Return all of the data exactly as written, without the pictures.

** start of Dataset excerpts **

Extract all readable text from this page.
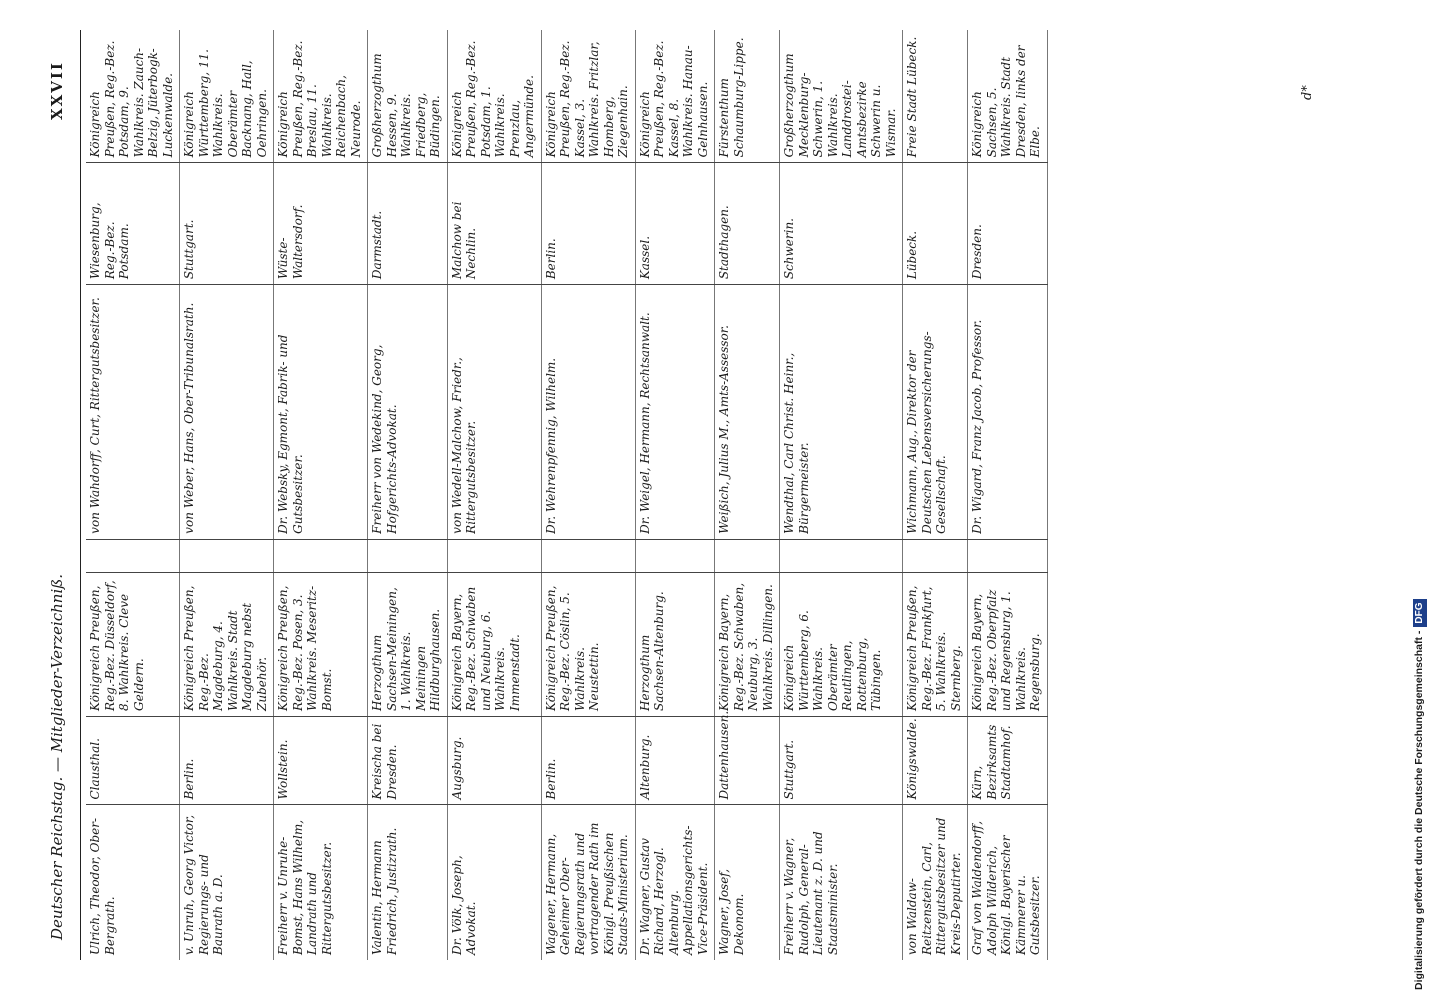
Deutscher Reichstag. — Mitglieder-Verzeichniß.
XXVII
Ulrich, Theodor, Ober-Bergrath.	Clausthal.	Königreich Preußen, Reg.-Bez. Düsseldorf, 8. Wahlkreis. Cleve Geldern.		von Wahdorff, Curt, Rittergutsbesitzer.	Wiesenburg, Reg.-Bez. Potsdam.	Königreich Preußen, Reg.-Bez. Potsdam, 9. Wahlkreis. Zauch-Belzig, Jüterbogk-Luckenwalde.
v. Unruh, Georg Victor, Regierungs- und Baurath a. D.	Berlin.	Königreich Preußen, Reg.-Bez. Magdeburg, 4. Wahlkreis. Stadt Magdeburg nebst Zubehör.		von Weber, Hans, Ober-Tribunalsrath.	Stuttgart.	Königreich Württemberg, 11. Wahlkreis. Oberämter Backnang, Hall, Oehringen.
Freiherr v. Unruhe-Bomst, Hans Wilhelm, Landrath und Rittergutsbesitzer.	Wollstein.	Königreich Preußen, Reg.-Bez. Posen, 3. Wahlkreis. Meseritz-Bomst.		Dr. Websky, Egmont, Fabrik- und Gutsbesitzer.	Wüste-Waltersdorf.	Königreich Preußen, Reg.-Bez. Breslau, 11. Wahlkreis. Reichenbach, Neurode.
Valentin, Hermann Friedrich, Justizrath.	Kreischa bei Dresden.	Herzogthum Sachsen-Meiningen, 1. Wahlkreis. Meiningen Hildburghausen.		Freiherr von Wedekind, Georg, Hofgerichts-Advokat.	Darmstadt.	Großherzogthum Hessen, 9. Wahlkreis. Friedberg, Büdingen.
Dr. Völk, Joseph, Advokat.	Augsburg.	Königreich Bayern, Reg.-Bez. Schwaben und Neuburg, 6. Wahlkreis. Immenstadt.		von Wedell-Malchow, Friedr., Rittergutsbesitzer.	Malchow bei Nechlin.	Königreich Preußen, Reg.-Bez. Potsdam, 1. Wahlkreis. Prenzlau, Angermünde.
Wagener, Hermann, Geheimer Ober-Regierungsrath und vortragender Rath im Königl. Preußischen Staats-Ministerium.	Berlin.	Königreich Preußen, Reg.-Bez. Cöslin, 5. Wahlkreis. Neustettin.		Dr. Wehrenpfennig, Wilhelm.	Berlin.	Königreich Preußen, Reg.-Bez. Kassel, 3. Wahlkreis. Fritzlar, Homberg, Ziegenhain.
Dr. Wagner, Gustav Richard, Herzogl. Altenburg. Appellationsgerichts-Vice-Präsident.	Altenburg.	Herzogthum Sachsen-Altenburg.		Dr. Weigel, Hermann, Rechtsanwalt.	Kassel.	Königreich Preußen, Reg.-Bez. Kassel, 8. Wahlkreis. Hanau-Gelnhausen.
Wagner, Josef, Dekonom.	Dattenhausen.	Königreich Bayern, Reg.-Bez. Schwaben, Neuburg, 3. Wahlkreis. Dillingen.		Weißich, Julius M., Amts-Assessor.	Stadthagen.	Fürstenthum Schaumburg-Lippe.
Freiherr v. Wagner, Rudolph, General-Lieutenant z. D. und Staatsminister.	Stuttgart.	Königreich Württemberg, 6. Wahlkreis. Oberämter Reutlingen, Rottenburg, Tübingen.		Wendthal, Carl Christ. Heinr., Bürgermeister.	Schwerin.	Großherzogthum Mecklenburg-Schwerin, 1. Wahlkreis. Landdrostei-Amtsbezirke Schwerin u. Wismar.
von Waldaw-Reitzenstein, Carl, Rittergutsbesitzer und Kreis-Deputirter.	Königswalde.	Königreich Preußen, Reg.-Bez. Frankfurt, 5. Wahlkreis. Sternberg.		Wichmann, Aug., Direktor der Deutschen Lebensversicherungs-Gesellschaft.	Lübeck.	Freie Stadt Lübeck.
Graf von Waldendorff, Adolph Wilderich, Königl. Bayerischer Kämmerer u. Gutsbesitzer.	Kürn, Bezirksamts Stadtamhof.	Königreich Bayern, Reg.-Bez. Oberpfalz und Regensburg, 1. Wahlkreis. Regensburg.		Dr. Wigard, Franz Jacob, Professor.	Dresden.	Königreich Sachsen, 5. Wahlkreis. Stadt Dresden, links der Elbe.
d*
Digitalisierung gefördert durch die Deutsche Forschungsgemeinschaft -DFG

** end of Dataset excerpts **

Correct output.
Extract all readable text from this page.
Deutscher Reichstag. — Mitglieder-Verzeichniß.
XXVII
Ulrich, Theodor, Ober-Bergrath.	Clausthal.	Königreich Preußen, Reg.-Bez. Düsseldorf, 8. Wahlkreis. Cleve Geldern.		von Wahdorff, Curt, Rittergutsbesitzer.	Wiesenburg, Reg.-Bez. Potsdam.	Königreich Preußen, Reg.-Bez. Potsdam, 9. Wahlkreis. Zauch-Belzig, Jüterbogk-Luckenwalde.
v. Unruh, Georg Victor, Regierungs- und Baurath a. D.	Berlin.	Königreich Preußen, Reg.-Bez. Magdeburg, 4. Wahlkreis. Stadt Magdeburg nebst Zubehör.		von Weber, Hans, Ober-Tribunalsrath.	Stuttgart.	Königreich Württemberg, 11. Wahlkreis. Oberämter Backnang, Hall, Oehringen.
Freiherr v. Unruhe-Bomst, Hans Wilhelm, Landrath und Rittergutsbesitzer.	Wollstein.	Königreich Preußen, Reg.-Bez. Posen, 3. Wahlkreis. Meseritz-Bomst.		Dr. Websky, Egmont, Fabrik- und Gutsbesitzer.	Wüste-Waltersdorf.	Königreich Preußen, Reg.-Bez. Breslau, 11. Wahlkreis. Reichenbach, Neurode.
Valentin, Hermann Friedrich, Justizrath.	Kreischa bei Dresden.	Herzogthum Sachsen-Meiningen, 1. Wahlkreis. Meiningen Hildburghausen.		Freiherr von Wedekind, Georg, Hofgerichts-Advokat.	Darmstadt.	Großherzogthum Hessen, 9. Wahlkreis. Friedberg, Büdingen.
Dr. Völk, Joseph, Advokat.	Augsburg.	Königreich Bayern, Reg.-Bez. Schwaben und Neuburg, 6. Wahlkreis. Immenstadt.		von Wedell-Malchow, Friedr., Rittergutsbesitzer.	Malchow bei Nechlin.	Königreich Preußen, Reg.-Bez. Potsdam, 1. Wahlkreis. Prenzlau, Angermünde.
Wagener, Hermann, Geheimer Ober-Regierungsrath und vortragender Rath im Königl. Preußischen Staats-Ministerium.	Berlin.	Königreich Preußen, Reg.-Bez. Cöslin, 5. Wahlkreis. Neustettin.		Dr. Wehrenpfennig, Wilhelm.	Berlin.	Königreich Preußen, Reg.-Bez. Kassel, 3. Wahlkreis. Fritzlar, Homberg, Ziegenhain.
Dr. Wagner, Gustav Richard, Herzogl. Altenburg. Appellationsgerichts-Vice-Präsident.	Altenburg.	Herzogthum Sachsen-Altenburg.		Dr. Weigel, Hermann, Rechtsanwalt.	Kassel.	Königreich Preußen, Reg.-Bez. Kassel, 8. Wahlkreis. Hanau-Gelnhausen.
Wagner, Josef, Dekonom.	Dattenhausen.	Königreich Bayern, Reg.-Bez. Schwaben, Neuburg, 3. Wahlkreis. Dillingen.		Weißich, Julius M., Amts-Assessor.	Stadthagen.	Fürstenthum Schaumburg-Lippe.
Freiherr v. Wagner, Rudolph, General-Lieutenant z. D. und Staatsminister.	Stuttgart.	Königreich Württemberg, 6. Wahlkreis. Oberämter Reutlingen, Rottenburg, Tübingen.		Wendthal, Carl Christ. Heinr., Bürgermeister.	Schwerin.	Großherzogthum Mecklenburg-Schwerin, 1. Wahlkreis. Landdrostei-Amtsbezirke Schwerin u. Wismar.
von Waldaw-Reitzenstein, Carl, Rittergutsbesitzer und Kreis-Deputirter.	Königswalde.	Königreich Preußen, Reg.-Bez. Frankfurt, 5. Wahlkreis. Sternberg.		Wichmann, Aug., Direktor der Deutschen Lebensversicherungs-Gesellschaft.	Lübeck.	Freie Stadt Lübeck.
Graf von Waldendorff, Adolph Wilderich, Königl. Bayerischer Kämmerer u. Gutsbesitzer.	Kürn, Bezirksamts Stadtamhof.	Königreich Bayern, Reg.-Bez. Oberpfalz und Regensburg, 1. Wahlkreis. Regensburg.		Dr. Wigard, Franz Jacob, Professor.	Dresden.	Königreich Sachsen, 5. Wahlkreis. Stadt Dresden, links der Elbe.
d*
Digitalisierung gefördert durch die Deutsche Forschungsgemeinschaft -DFG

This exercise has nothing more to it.